Set problem: Pull each line holding the word "JSON" from the data.

---- Excerpted data

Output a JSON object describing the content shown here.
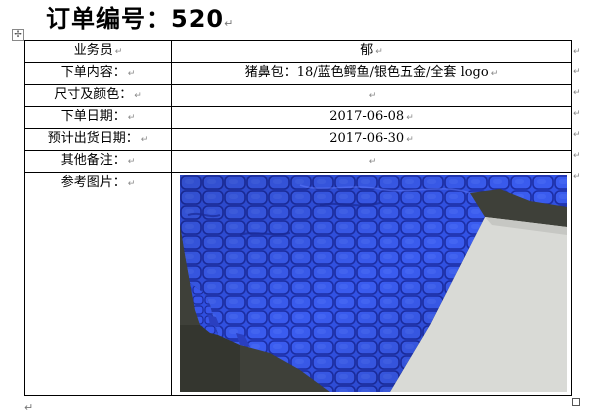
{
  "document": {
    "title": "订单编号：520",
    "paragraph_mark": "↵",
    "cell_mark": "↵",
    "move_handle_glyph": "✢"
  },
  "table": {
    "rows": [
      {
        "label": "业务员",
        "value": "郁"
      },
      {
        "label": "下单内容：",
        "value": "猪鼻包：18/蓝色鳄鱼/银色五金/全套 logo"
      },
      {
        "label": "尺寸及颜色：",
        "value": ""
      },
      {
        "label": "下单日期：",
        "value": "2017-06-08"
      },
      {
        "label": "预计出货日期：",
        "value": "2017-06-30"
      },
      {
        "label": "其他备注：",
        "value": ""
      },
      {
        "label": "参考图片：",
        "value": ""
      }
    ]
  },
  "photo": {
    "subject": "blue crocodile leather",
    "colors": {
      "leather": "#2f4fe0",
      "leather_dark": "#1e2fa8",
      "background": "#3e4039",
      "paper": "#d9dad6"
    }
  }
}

--------
---- Excerpted data

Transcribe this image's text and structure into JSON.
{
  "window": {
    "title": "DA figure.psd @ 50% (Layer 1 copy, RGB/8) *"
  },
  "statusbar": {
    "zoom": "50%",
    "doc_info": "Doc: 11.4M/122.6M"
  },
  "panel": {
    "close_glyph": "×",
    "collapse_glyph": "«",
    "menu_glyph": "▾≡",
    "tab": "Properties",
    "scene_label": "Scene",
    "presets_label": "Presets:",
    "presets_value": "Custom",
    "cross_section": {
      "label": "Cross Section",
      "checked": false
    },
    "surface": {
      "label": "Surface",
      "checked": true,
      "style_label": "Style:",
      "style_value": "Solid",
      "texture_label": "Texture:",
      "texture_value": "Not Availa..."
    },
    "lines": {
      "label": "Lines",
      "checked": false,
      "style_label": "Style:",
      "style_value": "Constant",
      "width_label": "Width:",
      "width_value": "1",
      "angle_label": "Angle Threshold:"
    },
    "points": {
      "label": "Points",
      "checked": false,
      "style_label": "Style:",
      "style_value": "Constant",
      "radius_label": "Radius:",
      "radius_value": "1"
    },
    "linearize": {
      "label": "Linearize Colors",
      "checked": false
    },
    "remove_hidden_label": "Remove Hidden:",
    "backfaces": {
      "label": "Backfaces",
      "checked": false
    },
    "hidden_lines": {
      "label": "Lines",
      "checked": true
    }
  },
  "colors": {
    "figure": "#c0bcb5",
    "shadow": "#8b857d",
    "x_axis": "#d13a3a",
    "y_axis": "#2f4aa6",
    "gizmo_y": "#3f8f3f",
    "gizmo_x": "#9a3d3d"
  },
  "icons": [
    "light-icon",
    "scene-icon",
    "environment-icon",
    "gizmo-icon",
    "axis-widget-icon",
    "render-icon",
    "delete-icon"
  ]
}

--------

Exercise result:
Output a JSON object describing the content shown here.
Transcribe this image's text and structure into JSON.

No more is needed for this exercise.